*Task goal*:
Transcribe the full listing below exactly.

*Exercise data*:
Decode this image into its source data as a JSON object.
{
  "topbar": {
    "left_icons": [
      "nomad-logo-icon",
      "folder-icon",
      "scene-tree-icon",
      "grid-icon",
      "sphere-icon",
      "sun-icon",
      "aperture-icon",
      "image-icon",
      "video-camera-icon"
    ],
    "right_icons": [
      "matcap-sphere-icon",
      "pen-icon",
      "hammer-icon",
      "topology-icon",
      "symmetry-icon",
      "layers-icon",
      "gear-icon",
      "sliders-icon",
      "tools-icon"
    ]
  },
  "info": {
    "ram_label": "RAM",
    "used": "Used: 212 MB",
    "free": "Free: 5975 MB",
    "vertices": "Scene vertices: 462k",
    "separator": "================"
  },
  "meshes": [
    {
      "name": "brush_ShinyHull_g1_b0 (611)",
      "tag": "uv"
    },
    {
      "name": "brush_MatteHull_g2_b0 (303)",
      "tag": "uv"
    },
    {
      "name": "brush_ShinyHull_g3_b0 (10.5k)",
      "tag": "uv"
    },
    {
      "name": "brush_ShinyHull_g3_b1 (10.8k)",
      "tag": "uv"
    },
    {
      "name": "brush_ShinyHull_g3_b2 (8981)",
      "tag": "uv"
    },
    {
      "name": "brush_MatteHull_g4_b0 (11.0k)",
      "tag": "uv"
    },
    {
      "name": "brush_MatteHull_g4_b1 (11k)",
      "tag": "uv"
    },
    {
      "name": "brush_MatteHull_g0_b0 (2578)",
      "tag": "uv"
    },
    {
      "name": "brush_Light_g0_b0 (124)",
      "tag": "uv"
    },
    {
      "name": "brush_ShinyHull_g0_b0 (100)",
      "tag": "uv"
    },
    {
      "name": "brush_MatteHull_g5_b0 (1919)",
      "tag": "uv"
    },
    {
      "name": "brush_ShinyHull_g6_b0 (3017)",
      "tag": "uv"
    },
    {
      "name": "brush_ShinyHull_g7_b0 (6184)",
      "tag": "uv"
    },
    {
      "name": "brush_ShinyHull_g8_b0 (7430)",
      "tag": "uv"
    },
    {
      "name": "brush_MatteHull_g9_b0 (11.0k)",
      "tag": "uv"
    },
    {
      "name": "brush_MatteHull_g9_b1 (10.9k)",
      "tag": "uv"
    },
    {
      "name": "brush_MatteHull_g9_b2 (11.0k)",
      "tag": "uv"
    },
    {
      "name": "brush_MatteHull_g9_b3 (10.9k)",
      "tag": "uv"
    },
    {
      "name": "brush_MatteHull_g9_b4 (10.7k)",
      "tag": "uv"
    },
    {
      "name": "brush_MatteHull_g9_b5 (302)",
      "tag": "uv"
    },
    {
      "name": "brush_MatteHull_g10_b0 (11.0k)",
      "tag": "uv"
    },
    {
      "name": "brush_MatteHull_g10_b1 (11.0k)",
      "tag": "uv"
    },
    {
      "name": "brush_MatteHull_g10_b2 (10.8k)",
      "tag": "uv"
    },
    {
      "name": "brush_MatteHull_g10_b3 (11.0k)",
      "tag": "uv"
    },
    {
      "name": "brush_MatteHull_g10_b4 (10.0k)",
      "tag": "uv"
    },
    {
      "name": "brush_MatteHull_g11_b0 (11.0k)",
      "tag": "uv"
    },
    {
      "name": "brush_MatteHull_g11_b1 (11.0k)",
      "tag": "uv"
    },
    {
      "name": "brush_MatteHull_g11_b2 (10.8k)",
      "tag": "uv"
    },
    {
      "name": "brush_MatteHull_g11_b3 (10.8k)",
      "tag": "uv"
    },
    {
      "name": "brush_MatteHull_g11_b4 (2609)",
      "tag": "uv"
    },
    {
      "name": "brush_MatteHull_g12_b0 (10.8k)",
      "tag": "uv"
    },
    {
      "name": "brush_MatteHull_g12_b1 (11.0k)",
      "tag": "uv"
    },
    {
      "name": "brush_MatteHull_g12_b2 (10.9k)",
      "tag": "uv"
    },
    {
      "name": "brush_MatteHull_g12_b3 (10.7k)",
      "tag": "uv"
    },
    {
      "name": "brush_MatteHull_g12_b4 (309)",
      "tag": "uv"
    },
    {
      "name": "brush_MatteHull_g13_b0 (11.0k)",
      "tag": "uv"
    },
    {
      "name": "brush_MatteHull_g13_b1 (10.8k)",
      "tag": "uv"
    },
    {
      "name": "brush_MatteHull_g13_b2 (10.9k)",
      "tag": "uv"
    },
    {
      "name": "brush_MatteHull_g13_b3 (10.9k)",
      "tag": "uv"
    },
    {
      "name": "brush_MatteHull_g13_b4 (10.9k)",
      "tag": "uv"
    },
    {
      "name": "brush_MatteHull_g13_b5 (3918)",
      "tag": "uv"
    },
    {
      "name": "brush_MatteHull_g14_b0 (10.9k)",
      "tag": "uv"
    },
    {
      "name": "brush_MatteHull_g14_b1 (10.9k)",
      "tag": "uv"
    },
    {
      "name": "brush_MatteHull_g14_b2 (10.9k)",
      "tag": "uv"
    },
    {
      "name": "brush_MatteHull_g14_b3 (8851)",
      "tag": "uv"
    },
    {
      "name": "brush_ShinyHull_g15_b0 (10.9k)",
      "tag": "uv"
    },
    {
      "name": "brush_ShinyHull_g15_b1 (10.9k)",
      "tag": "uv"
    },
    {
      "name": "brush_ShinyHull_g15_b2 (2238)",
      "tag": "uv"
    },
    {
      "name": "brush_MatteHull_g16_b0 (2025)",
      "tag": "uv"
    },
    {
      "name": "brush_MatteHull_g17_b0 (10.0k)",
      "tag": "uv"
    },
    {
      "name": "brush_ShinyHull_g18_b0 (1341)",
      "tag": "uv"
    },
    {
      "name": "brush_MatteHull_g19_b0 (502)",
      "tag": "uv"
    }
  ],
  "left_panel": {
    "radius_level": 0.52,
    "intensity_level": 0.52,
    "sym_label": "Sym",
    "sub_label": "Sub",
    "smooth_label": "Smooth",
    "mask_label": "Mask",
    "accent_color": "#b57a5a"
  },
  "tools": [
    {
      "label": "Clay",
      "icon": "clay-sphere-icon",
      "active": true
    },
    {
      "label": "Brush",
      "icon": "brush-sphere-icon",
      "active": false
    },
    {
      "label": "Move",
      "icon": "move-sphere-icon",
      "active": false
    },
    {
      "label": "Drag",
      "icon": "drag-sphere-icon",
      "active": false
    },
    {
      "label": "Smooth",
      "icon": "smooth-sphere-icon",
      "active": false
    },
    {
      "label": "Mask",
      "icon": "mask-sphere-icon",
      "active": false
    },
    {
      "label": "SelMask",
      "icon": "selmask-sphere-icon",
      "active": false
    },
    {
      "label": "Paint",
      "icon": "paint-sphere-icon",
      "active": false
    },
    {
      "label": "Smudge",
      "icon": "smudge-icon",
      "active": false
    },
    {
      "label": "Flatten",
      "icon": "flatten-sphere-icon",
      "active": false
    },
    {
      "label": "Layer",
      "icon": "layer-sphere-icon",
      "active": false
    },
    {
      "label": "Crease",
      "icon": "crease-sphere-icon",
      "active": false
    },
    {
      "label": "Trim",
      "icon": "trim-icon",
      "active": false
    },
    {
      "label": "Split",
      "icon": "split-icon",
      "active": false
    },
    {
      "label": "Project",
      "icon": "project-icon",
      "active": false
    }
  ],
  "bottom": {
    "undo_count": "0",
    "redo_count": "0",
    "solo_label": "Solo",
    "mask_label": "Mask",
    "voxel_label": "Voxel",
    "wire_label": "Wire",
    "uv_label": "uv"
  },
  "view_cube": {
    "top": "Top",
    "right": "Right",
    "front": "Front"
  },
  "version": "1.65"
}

*The result*:
Decode this image into its source data as a JSON object.
{
  "topbar": {
    "left_icons": [
      "nomad-logo-icon",
      "folder-icon",
      "scene-tree-icon",
      "grid-icon",
      "sphere-icon",
      "sun-icon",
      "aperture-icon",
      "image-icon",
      "video-camera-icon"
    ],
    "right_icons": [
      "matcap-sphere-icon",
      "pen-icon",
      "hammer-icon",
      "topology-icon",
      "symmetry-icon",
      "layers-icon",
      "gear-icon",
      "sliders-icon",
      "tools-icon"
    ]
  },
  "info": {
    "ram_label": "RAM",
    "used": "Used: 212 MB",
    "free": "Free: 5975 MB",
    "vertices": "Scene vertices: 462k",
    "separator": "================"
  },
  "meshes": [
    {
      "name": "brush_ShinyHull_g1_b0 (611)",
      "tag": "uv"
    },
    {
      "name": "brush_MatteHull_g2_b0 (303)",
      "tag": "uv"
    },
    {
      "name": "brush_ShinyHull_g3_b0 (10.5k)",
      "tag": "uv"
    },
    {
      "name": "brush_ShinyHull_g3_b1 (10.8k)",
      "tag": "uv"
    },
    {
      "name": "brush_ShinyHull_g3_b2 (8981)",
      "tag": "uv"
    },
    {
      "name": "brush_MatteHull_g4_b0 (11.0k)",
      "tag": "uv"
    },
    {
      "name": "brush_MatteHull_g4_b1 (11k)",
      "tag": "uv"
    },
    {
      "name": "brush_MatteHull_g0_b0 (2578)",
      "tag": "uv"
    },
    {
      "name": "brush_Light_g0_b0 (124)",
      "tag": "uv"
    },
    {
      "name": "brush_ShinyHull_g0_b0 (100)",
      "tag": "uv"
    },
    {
      "name": "brush_MatteHull_g5_b0 (1919)",
      "tag": "uv"
    },
    {
      "name": "brush_ShinyHull_g6_b0 (3017)",
      "tag": "uv"
    },
    {
      "name": "brush_ShinyHull_g7_b0 (6184)",
      "tag": "uv"
    },
    {
      "name": "brush_ShinyHull_g8_b0 (7430)",
      "tag": "uv"
    },
    {
      "name": "brush_MatteHull_g9_b0 (11.0k)",
      "tag": "uv"
    },
    {
      "name": "brush_MatteHull_g9_b1 (10.9k)",
      "tag": "uv"
    },
    {
      "name": "brush_MatteHull_g9_b2 (11.0k)",
      "tag": "uv"
    },
    {
      "name": "brush_MatteHull_g9_b3 (10.9k)",
      "tag": "uv"
    },
    {
      "name": "brush_MatteHull_g9_b4 (10.7k)",
      "tag": "uv"
    },
    {
      "name": "brush_MatteHull_g9_b5 (302)",
      "tag": "uv"
    },
    {
      "name": "brush_MatteHull_g10_b0 (11.0k)",
      "tag": "uv"
    },
    {
      "name": "brush_MatteHull_g10_b1 (11.0k)",
      "tag": "uv"
    },
    {
      "name": "brush_MatteHull_g10_b2 (10.8k)",
      "tag": "uv"
    },
    {
      "name": "brush_MatteHull_g10_b3 (11.0k)",
      "tag": "uv"
    },
    {
      "name": "brush_MatteHull_g10_b4 (10.0k)",
      "tag": "uv"
    },
    {
      "name": "brush_MatteHull_g11_b0 (11.0k)",
      "tag": "uv"
    },
    {
      "name": "brush_MatteHull_g11_b1 (11.0k)",
      "tag": "uv"
    },
    {
      "name": "brush_MatteHull_g11_b2 (10.8k)",
      "tag": "uv"
    },
    {
      "name": "brush_MatteHull_g11_b3 (10.8k)",
      "tag": "uv"
    },
    {
      "name": "brush_MatteHull_g11_b4 (2609)",
      "tag": "uv"
    },
    {
      "name": "brush_MatteHull_g12_b0 (10.8k)",
      "tag": "uv"
    },
    {
      "name": "brush_MatteHull_g12_b1 (11.0k)",
      "tag": "uv"
    },
    {
      "name": "brush_MatteHull_g12_b2 (10.9k)",
      "tag": "uv"
    },
    {
      "name": "brush_MatteHull_g12_b3 (10.7k)",
      "tag": "uv"
    },
    {
      "name": "brush_MatteHull_g12_b4 (309)",
      "tag": "uv"
    },
    {
      "name": "brush_MatteHull_g13_b0 (11.0k)",
      "tag": "uv"
    },
    {
      "name": "brush_MatteHull_g13_b1 (10.8k)",
      "tag": "uv"
    },
    {
      "name": "brush_MatteHull_g13_b2 (10.9k)",
      "tag": "uv"
    },
    {
      "name": "brush_MatteHull_g13_b3 (10.9k)",
      "tag": "uv"
    },
    {
      "name": "brush_MatteHull_g13_b4 (10.9k)",
      "tag": "uv"
    },
    {
      "name": "brush_MatteHull_g13_b5 (3918)",
      "tag": "uv"
    },
    {
      "name": "brush_MatteHull_g14_b0 (10.9k)",
      "tag": "uv"
    },
    {
      "name": "brush_MatteHull_g14_b1 (10.9k)",
      "tag": "uv"
    },
    {
      "name": "brush_MatteHull_g14_b2 (10.9k)",
      "tag": "uv"
    },
    {
      "name": "brush_MatteHull_g14_b3 (8851)",
      "tag": "uv"
    },
    {
      "name": "brush_ShinyHull_g15_b0 (10.9k)",
      "tag": "uv"
    },
    {
      "name": "brush_ShinyHull_g15_b1 (10.9k)",
      "tag": "uv"
    },
    {
      "name": "brush_ShinyHull_g15_b2 (2238)",
      "tag": "uv"
    },
    {
      "name": "brush_MatteHull_g16_b0 (2025)",
      "tag": "uv"
    },
    {
      "name": "brush_MatteHull_g17_b0 (10.0k)",
      "tag": "uv"
    },
    {
      "name": "brush_ShinyHull_g18_b0 (1341)",
      "tag": "uv"
    },
    {
      "name": "brush_MatteHull_g19_b0 (502)",
      "tag": "uv"
    }
  ],
  "left_panel": {
    "radius_level": 0.52,
    "intensity_level": 0.52,
    "sym_label": "Sym",
    "sub_label": "Sub",
    "smooth_label": "Smooth",
    "mask_label": "Mask",
    "accent_color": "#b57a5a"
  },
  "tools": [
    {
      "label": "Clay",
      "icon": "clay-sphere-icon",
      "active": true
    },
    {
      "label": "Brush",
      "icon": "brush-sphere-icon",
      "active": false
    },
    {
      "label": "Move",
      "icon": "move-sphere-icon",
      "active": false
    },
    {
      "label": "Drag",
      "icon": "drag-sphere-icon",
      "active": false
    },
    {
      "label": "Smooth",
      "icon": "smooth-sphere-icon",
      "active": false
    },
    {
      "label": "Mask",
      "icon": "mask-sphere-icon",
      "active": false
    },
    {
      "label": "SelMask",
      "icon": "selmask-sphere-icon",
      "active": false
    },
    {
      "label": "Paint",
      "icon": "paint-sphere-icon",
      "active": false
    },
    {
      "label": "Smudge",
      "icon": "smudge-icon",
      "active": false
    },
    {
      "label": "Flatten",
      "icon": "flatten-sphere-icon",
      "active": false
    },
    {
      "label": "Layer",
      "icon": "layer-sphere-icon",
      "active": false
    },
    {
      "label": "Crease",
      "icon": "crease-sphere-icon",
      "active": false
    },
    {
      "label": "Trim",
      "icon": "trim-icon",
      "active": false
    },
    {
      "label": "Split",
      "icon": "split-icon",
      "active": false
    },
    {
      "label": "Project",
      "icon": "project-icon",
      "active": false
    }
  ],
  "bottom": {
    "undo_count": "0",
    "redo_count": "0",
    "solo_label": "Solo",
    "mask_label": "Mask",
    "voxel_label": "Voxel",
    "wire_label": "Wire",
    "uv_label": "uv"
  },
  "view_cube": {
    "top": "Top",
    "right": "Right",
    "front": "Front"
  },
  "version": "1.65"
}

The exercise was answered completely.